(Data excerpts)

# # # # # # #

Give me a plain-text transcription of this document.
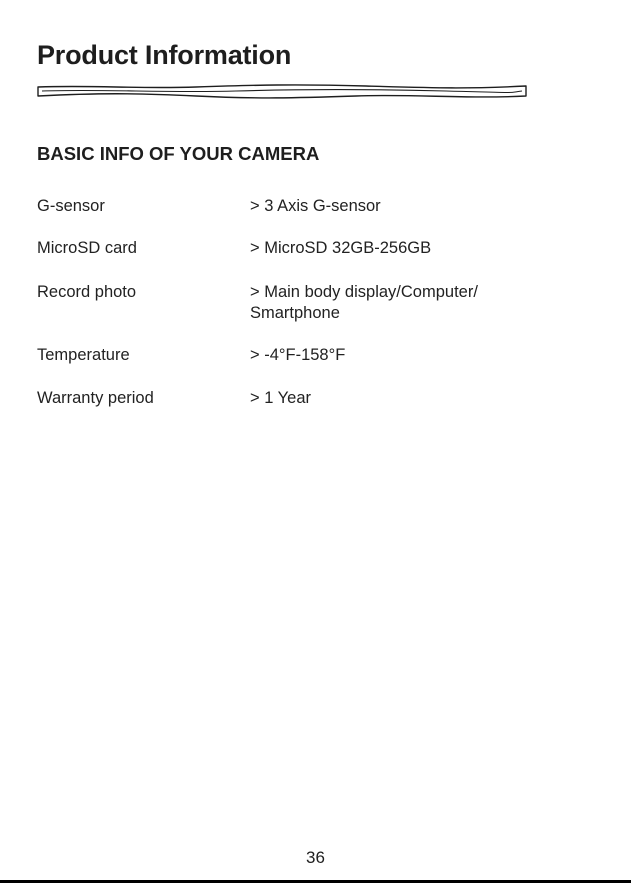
Product Information
BASIC INFO OF YOUR CAMERA
G-sensor	> 3 Axis G-sensor
MicroSD card	> MicroSD 32GB-256GB
Record photo	> Main body display/Computer/ Smartphone
Temperature	> -4°F-158°F
Warranty period	> 1 Year
36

# # # # # # #

● **WRITTEN REQUEST**
Quote each line of the listing exactly, but leave the pictures out.

● **FINISHED ANSWER**
Give me a plain-text transcription of this document.
Product Information
BASIC INFO OF YOUR CAMERA
G-sensor	> 3 Axis G-sensor
MicroSD card	> MicroSD 32GB-256GB
Record photo	> Main body display/Computer/ Smartphone
Temperature	> -4°F-158°F
Warranty period	> 1 Year
36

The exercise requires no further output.